> **Job**
List each line of the data that holds the word "could".

> **Excerpted records**

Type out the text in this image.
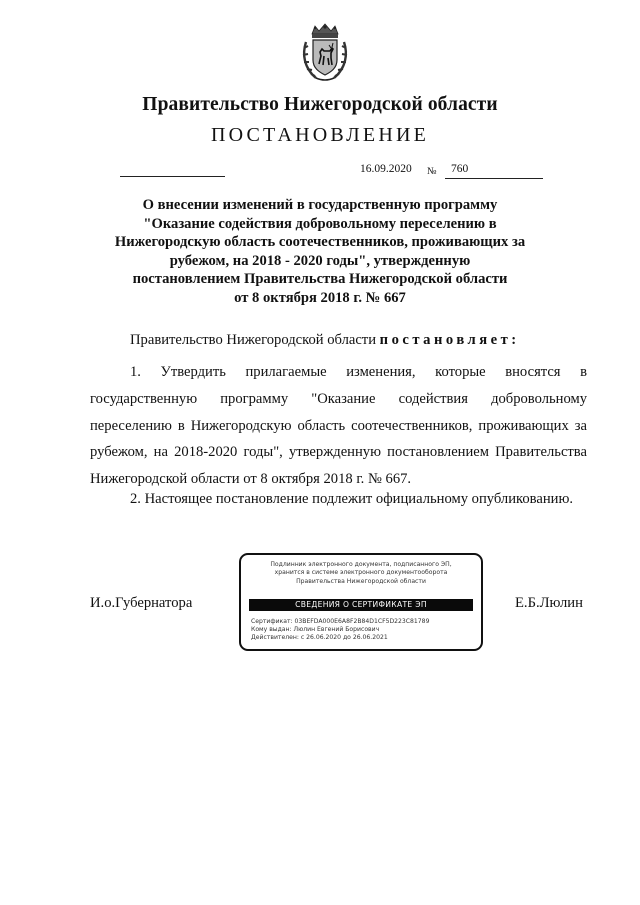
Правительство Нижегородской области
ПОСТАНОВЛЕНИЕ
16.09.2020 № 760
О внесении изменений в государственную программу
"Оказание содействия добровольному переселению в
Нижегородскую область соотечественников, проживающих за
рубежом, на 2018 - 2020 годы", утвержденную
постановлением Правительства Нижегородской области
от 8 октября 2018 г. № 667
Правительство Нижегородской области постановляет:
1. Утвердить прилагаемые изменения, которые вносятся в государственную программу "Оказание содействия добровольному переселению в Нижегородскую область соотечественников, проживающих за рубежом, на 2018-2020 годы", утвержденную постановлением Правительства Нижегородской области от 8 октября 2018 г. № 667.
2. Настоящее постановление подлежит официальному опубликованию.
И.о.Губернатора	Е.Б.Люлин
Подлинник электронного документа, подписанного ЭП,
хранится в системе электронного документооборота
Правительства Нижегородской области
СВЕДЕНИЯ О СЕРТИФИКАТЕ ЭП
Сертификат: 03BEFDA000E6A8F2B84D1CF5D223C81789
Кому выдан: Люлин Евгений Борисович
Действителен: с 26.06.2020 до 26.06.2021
--
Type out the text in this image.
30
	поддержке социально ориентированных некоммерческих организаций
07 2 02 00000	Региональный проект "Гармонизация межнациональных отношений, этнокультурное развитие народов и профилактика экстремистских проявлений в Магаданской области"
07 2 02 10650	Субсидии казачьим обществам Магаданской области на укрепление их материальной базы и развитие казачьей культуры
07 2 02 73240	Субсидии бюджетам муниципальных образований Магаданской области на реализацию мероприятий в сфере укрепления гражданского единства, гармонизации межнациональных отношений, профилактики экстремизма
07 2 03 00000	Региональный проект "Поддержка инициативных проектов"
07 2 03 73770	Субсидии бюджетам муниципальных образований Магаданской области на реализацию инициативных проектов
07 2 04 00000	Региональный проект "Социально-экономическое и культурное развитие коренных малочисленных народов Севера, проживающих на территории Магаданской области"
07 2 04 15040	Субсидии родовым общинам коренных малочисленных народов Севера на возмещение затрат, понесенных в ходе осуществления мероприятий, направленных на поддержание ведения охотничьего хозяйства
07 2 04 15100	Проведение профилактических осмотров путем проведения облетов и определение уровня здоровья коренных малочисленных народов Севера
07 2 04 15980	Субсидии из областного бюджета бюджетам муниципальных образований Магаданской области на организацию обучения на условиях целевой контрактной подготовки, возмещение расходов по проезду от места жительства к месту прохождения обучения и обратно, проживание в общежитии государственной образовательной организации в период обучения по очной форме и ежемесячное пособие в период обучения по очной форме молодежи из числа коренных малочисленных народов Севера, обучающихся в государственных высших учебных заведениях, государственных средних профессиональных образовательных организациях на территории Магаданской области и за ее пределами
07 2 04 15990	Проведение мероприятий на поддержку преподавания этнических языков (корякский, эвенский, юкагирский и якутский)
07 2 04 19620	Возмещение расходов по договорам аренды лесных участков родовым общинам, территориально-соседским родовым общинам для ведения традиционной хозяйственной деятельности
---
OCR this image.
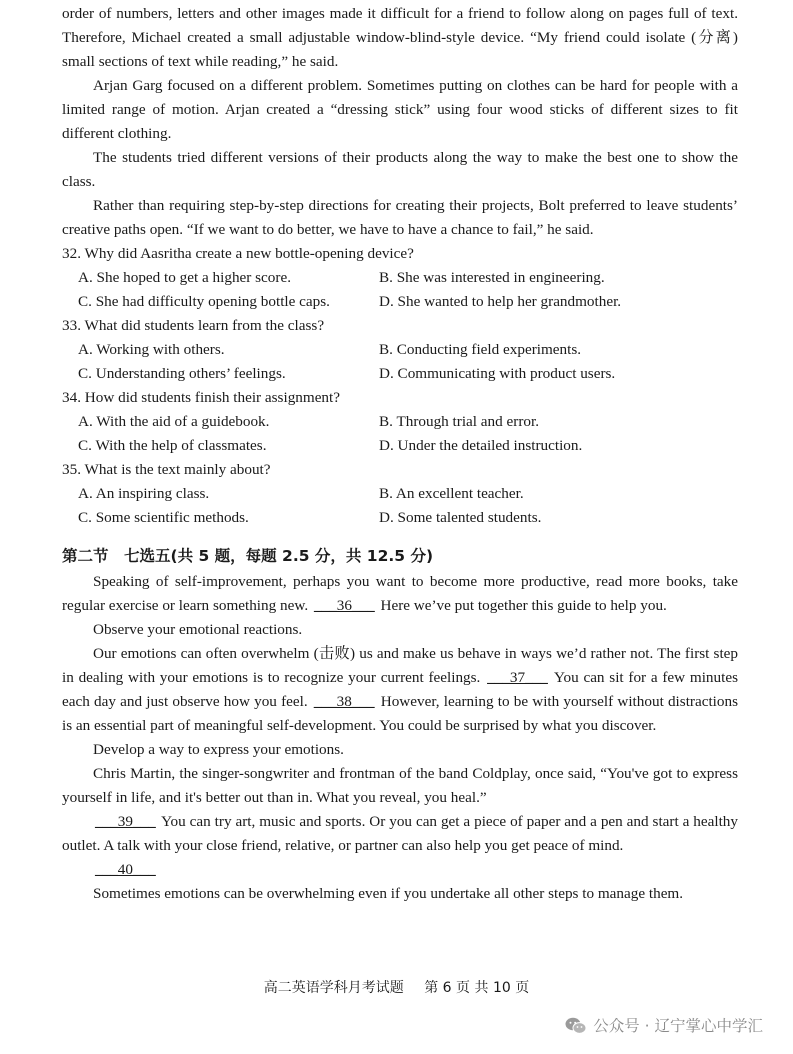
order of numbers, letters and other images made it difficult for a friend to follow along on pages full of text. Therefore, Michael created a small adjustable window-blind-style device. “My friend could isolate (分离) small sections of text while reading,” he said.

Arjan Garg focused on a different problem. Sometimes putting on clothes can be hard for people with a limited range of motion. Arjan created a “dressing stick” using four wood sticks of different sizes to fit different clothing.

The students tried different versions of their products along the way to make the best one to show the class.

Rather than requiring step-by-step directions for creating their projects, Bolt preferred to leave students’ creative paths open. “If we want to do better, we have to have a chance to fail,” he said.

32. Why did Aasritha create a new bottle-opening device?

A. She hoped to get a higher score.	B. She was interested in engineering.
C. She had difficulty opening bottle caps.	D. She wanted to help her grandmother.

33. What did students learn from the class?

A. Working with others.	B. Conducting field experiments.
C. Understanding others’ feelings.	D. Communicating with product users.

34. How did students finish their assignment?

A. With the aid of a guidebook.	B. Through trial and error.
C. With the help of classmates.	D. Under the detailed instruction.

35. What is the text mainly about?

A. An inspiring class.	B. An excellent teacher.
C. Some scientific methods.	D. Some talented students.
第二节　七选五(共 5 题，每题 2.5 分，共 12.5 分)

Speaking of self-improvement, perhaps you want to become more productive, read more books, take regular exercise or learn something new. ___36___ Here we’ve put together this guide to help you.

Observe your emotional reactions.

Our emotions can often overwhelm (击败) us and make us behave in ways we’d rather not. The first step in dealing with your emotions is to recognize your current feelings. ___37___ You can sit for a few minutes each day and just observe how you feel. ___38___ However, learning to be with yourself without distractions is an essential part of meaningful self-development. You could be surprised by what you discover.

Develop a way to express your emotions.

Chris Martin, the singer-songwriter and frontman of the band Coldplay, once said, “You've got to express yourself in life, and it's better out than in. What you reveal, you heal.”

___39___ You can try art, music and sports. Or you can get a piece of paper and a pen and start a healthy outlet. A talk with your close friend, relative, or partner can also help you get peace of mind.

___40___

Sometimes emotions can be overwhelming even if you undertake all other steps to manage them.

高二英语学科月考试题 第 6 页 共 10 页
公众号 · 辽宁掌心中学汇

> **Output below**
order of numbers, letters and other images made it difficult for a friend to follow along on pages full of text. Therefore, Michael created a small adjustable window-blind-style device. “My friend could isolate (分离) small sections of text while reading,” he said.
Our emotions can often overwhelm (击败) us and make us behave in ways we’d rather not. The first step in dealing with your emotions is to recognize your current feelings. ___37___ You can sit for a few minutes each day and just observe how you feel. ___38___ However, learning to be with yourself without distractions is an essential part of meaningful self-development. You could be surprised by what you discover.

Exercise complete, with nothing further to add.